> [Task requirements]:
Wherever a line below holds the word "Subsidies", copy that line.

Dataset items
-- begin --
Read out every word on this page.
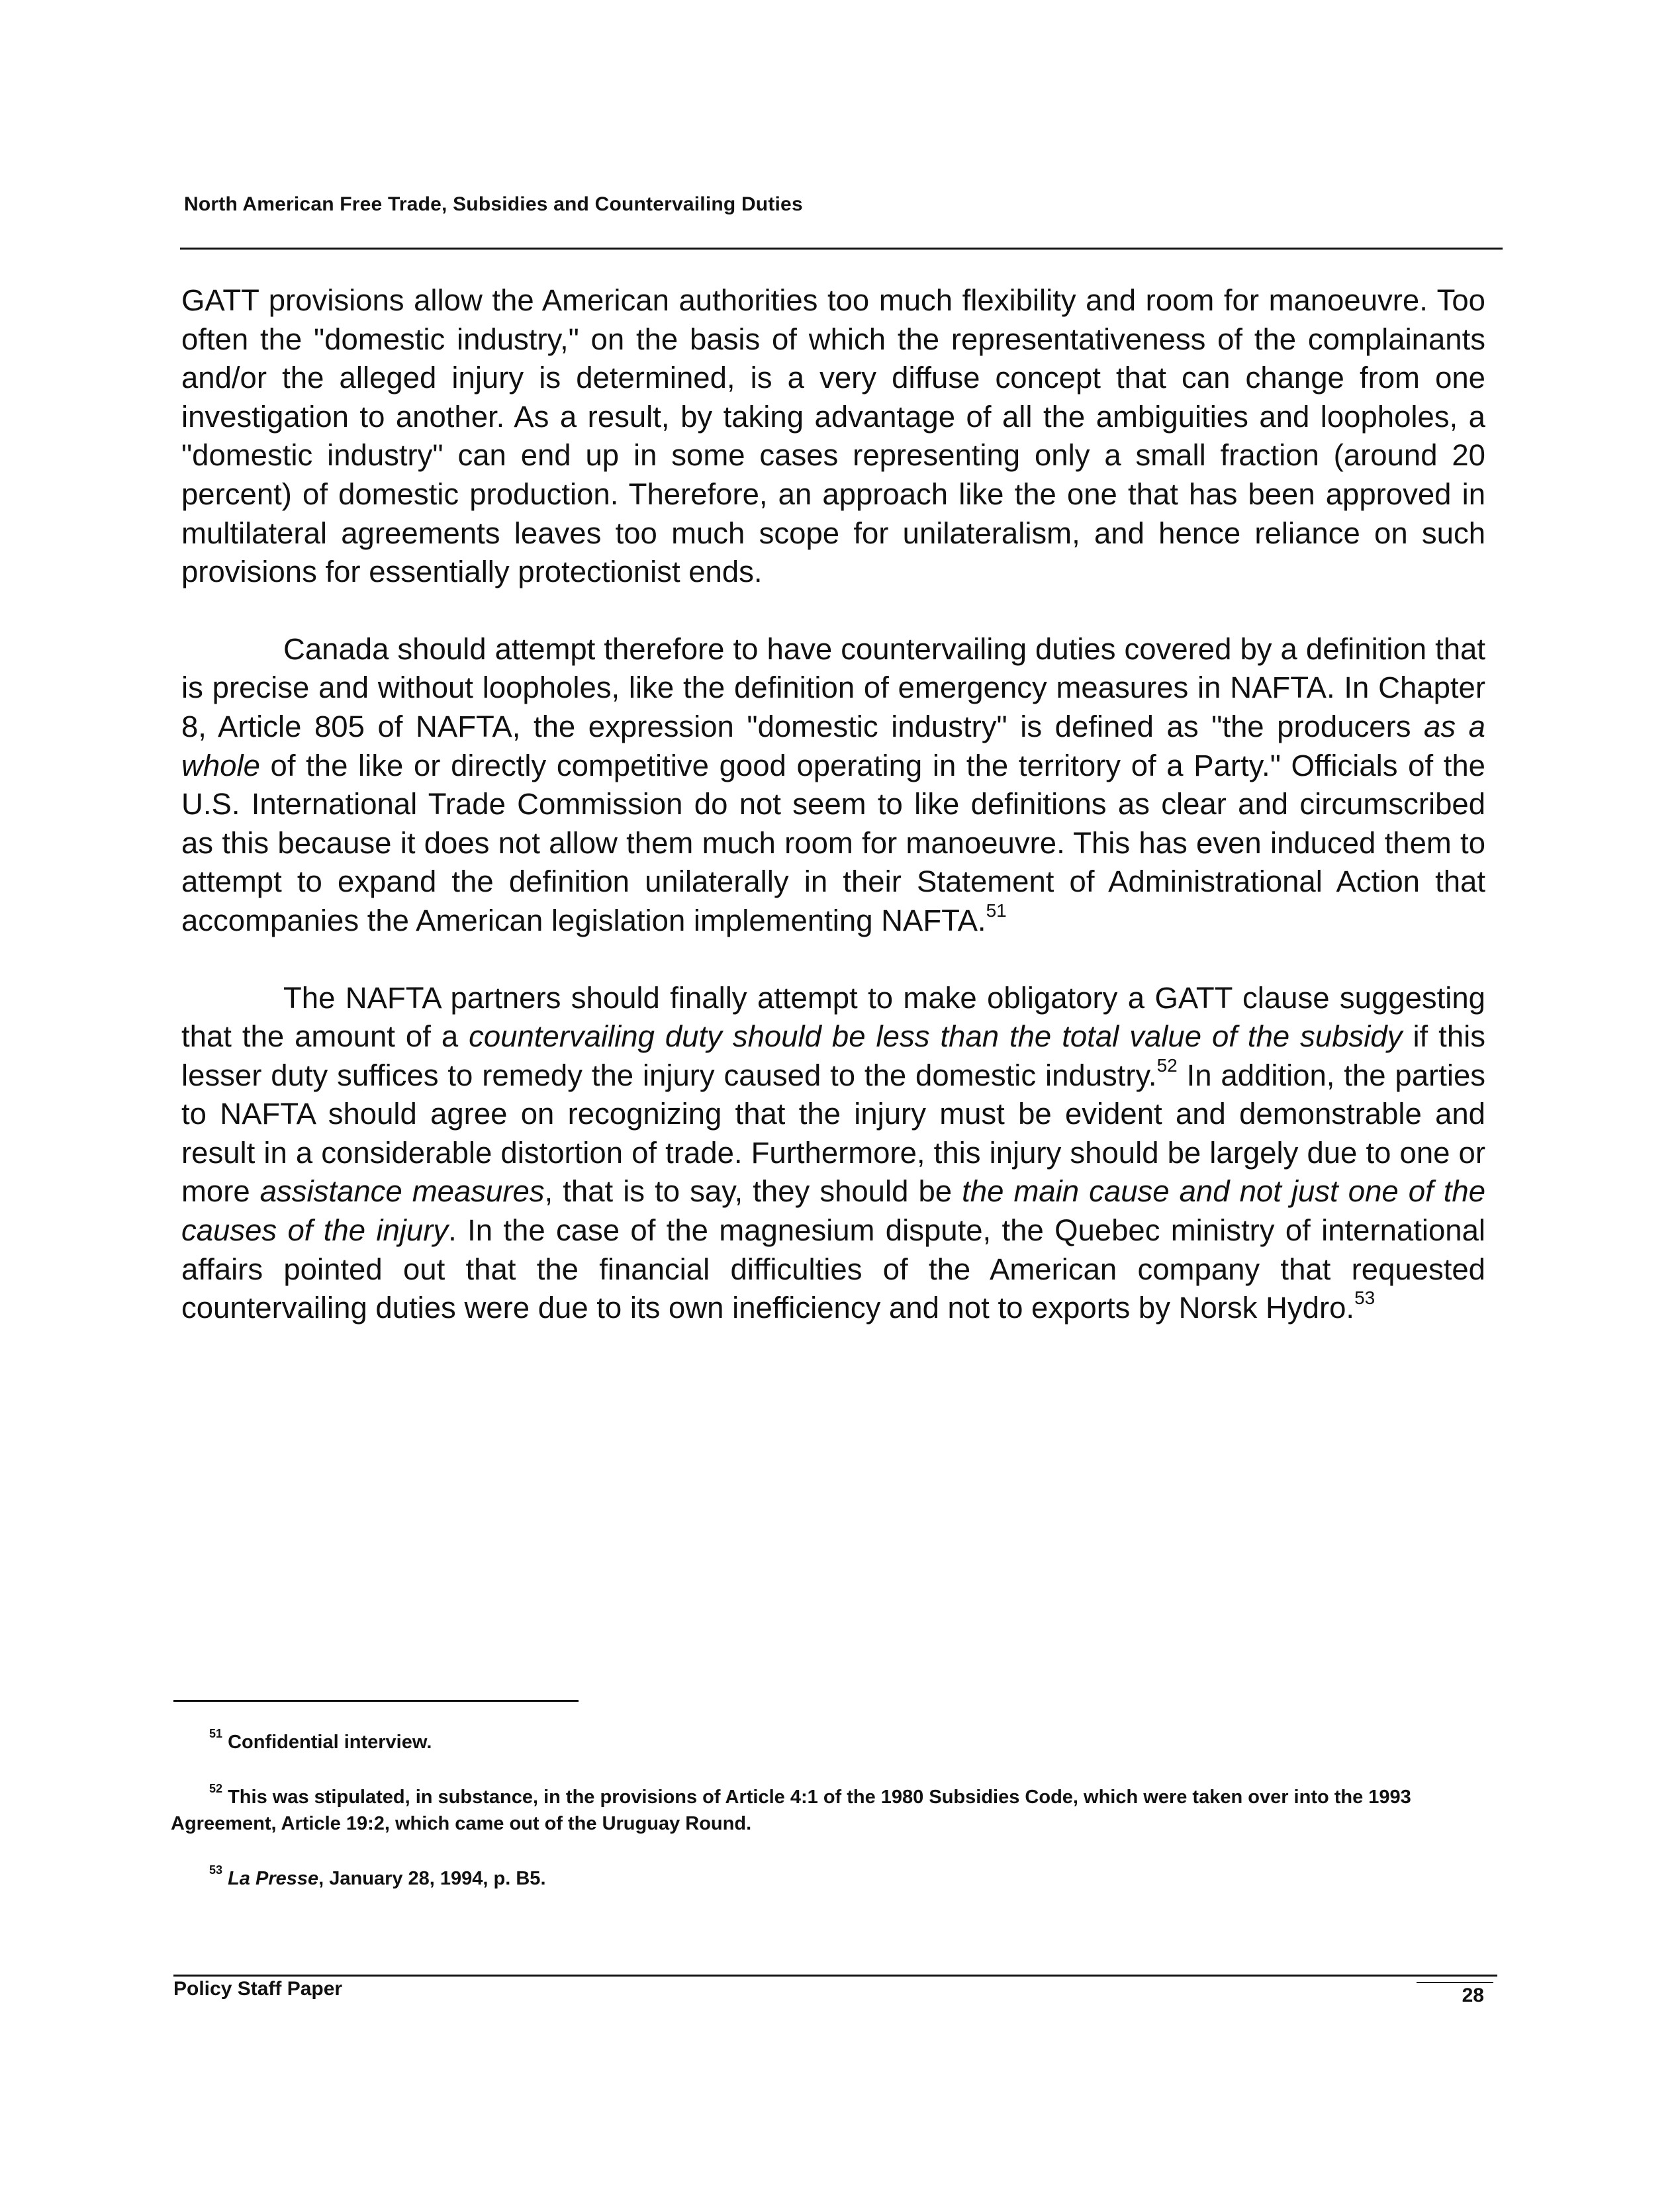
North American Free Trade, Subsidies and Countervailing Duties

GATT provisions allow the American authorities too much flexibility and room for manoeuvre. Too often the "domestic industry," on the basis of which the representativeness of the complainants and/or the alleged injury is determined, is a very diffuse concept that can change from one investigation to another. As a result, by taking advantage of all the ambiguities and loopholes, a "domestic industry" can end up in some cases representing only a small fraction (around 20 percent) of domestic production. Therefore, an approach like the one that has been approved in multilateral agreements leaves too much scope for unilateralism, and hence reliance on such provisions for essentially protectionist ends.

Canada should attempt therefore to have countervailing duties covered by a definition that is precise and without loopholes, like the definition of emergency measures in NAFTA. In Chapter 8, Article 805 of NAFTA, the expression "domestic industry" is defined as "the producers as a whole of the like or directly competitive good operating in the territory of a Party." Officials of the U.S. International Trade Commission do not seem to like definitions as clear and circumscribed as this because it does not allow them much room for manoeuvre. This has even induced them to attempt to expand the definition unilaterally in their Statement of Administrational Action that accompanies the American legislation implementing NAFTA.$^{51}$

The NAFTA partners should finally attempt to make obligatory a GATT clause suggesting that the amount of a countervailing duty should be less than the total value of the subsidy if this lesser duty suffices to remedy the injury caused to the domestic industry.$^{52}$ In addition, the parties to NAFTA should agree on recognizing that the injury must be evident and demonstrable and result in a considerable distortion of trade. Furthermore, this injury should be largely due to one or more assistance measures, that is to say, they should be the main cause and not just one of the causes of the injury. In the case of the magnesium dispute, the Quebec ministry of international affairs pointed out that the financial difficulties of the American company that requested countervailing duties were due to its own inefficiency and not to exports by Norsk Hydro.$^{53}$

$^{51}$ Confidential interview.
$^{52}$ This was stipulated, in substance, in the provisions of Article 4:1 of the 1980 Subsidies Code, which were taken over into the 1993 Agreement, Article 19:2, which came out of the Uruguay Round.
$^{53}$ La Presse, January 28, 1994, p. B5.
Policy Staff Paper	28
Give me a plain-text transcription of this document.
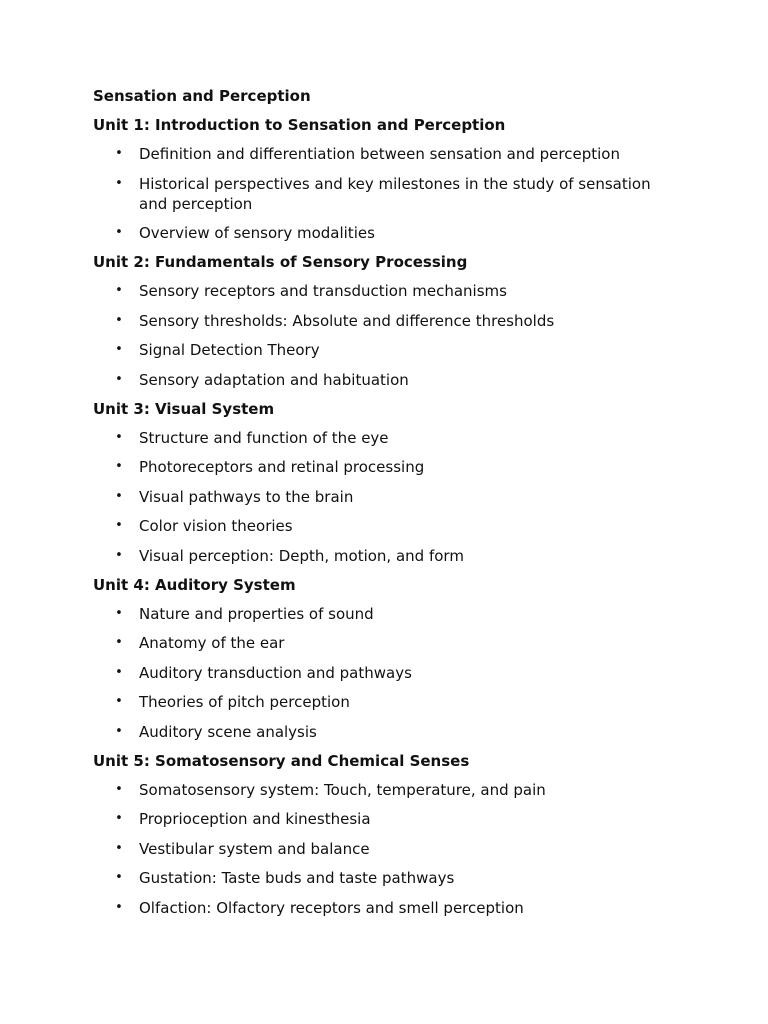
Sensation and Perception

Unit 1: Introduction to Sensation and Perception

• Definition and differentiation between sensation and perception
• Historical perspectives and key milestones in the study of sensation and perception
• Overview of sensory modalities

Unit 2: Fundamentals of Sensory Processing

• Sensory receptors and transduction mechanisms
• Sensory thresholds: Absolute and difference thresholds
• Signal Detection Theory
• Sensory adaptation and habituation

Unit 3: Visual System

• Structure and function of the eye
• Photoreceptors and retinal processing
• Visual pathways to the brain
• Color vision theories
• Visual perception: Depth, motion, and form

Unit 4: Auditory System

• Nature and properties of sound
• Anatomy of the ear
• Auditory transduction and pathways
• Theories of pitch perception
• Auditory scene analysis

Unit 5: Somatosensory and Chemical Senses

• Somatosensory system: Touch, temperature, and pain
• Proprioception and kinesthesia
• Vestibular system and balance
• Gustation: Taste buds and taste pathways
• Olfaction: Olfactory receptors and smell perception
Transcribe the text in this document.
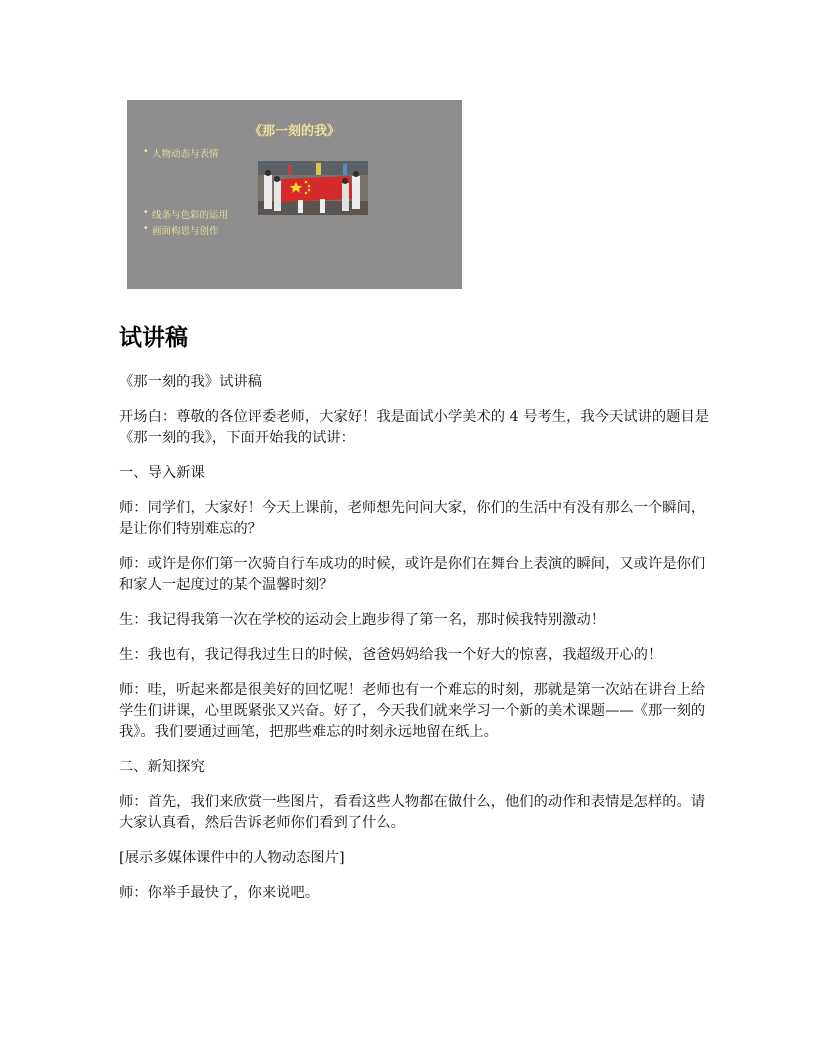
《那一刻的我》
• 人物动态与表情
• 线条与色彩的运用
• 画面构思与创作
试讲稿

《那一刻的我》试讲稿

开场白：尊敬的各位评委老师，大家好！我是面试小学美术的 4 号考生，我今天试讲的题目是《那一刻的我》，下面开始我的试讲：

一、导入新课

师：同学们，大家好！今天上课前，老师想先问问大家，你们的生活中有没有那么一个瞬间，是让你们特别难忘的？

师：或许是你们第一次骑自行车成功的时候，或许是你们在舞台上表演的瞬间，又或许是你们和家人一起度过的某个温馨时刻？

生：我记得我第一次在学校的运动会上跑步得了第一名，那时候我特别激动！

生：我也有，我记得我过生日的时候，爸爸妈妈给我一个好大的惊喜，我超级开心的！

师：哇，听起来都是很美好的回忆呢！老师也有一个难忘的时刻，那就是第一次站在讲台上给学生们讲课，心里既紧张又兴奋。好了，今天我们就来学习一个新的美术课题——《那一刻的我》。我们要通过画笔，把那些难忘的时刻永远地留在纸上。

二、新知探究

师：首先，我们来欣赏一些图片，看看这些人物都在做什么，他们的动作和表情是怎样的。请大家认真看，然后告诉老师你们看到了什么。

[展示多媒体课件中的人物动态图片]

师：你举手最快了，你来说吧。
-- end --
> [Exercise response]:
North American Free Trade, Subsidies and Countervailing Duties
$^{52}$ This was stipulated, in substance, in the provisions of Article 4:1 of the 1980 Subsidies Code, which were taken over into the 1993 Agreement, Article 19:2, which came out of the Uruguay Round.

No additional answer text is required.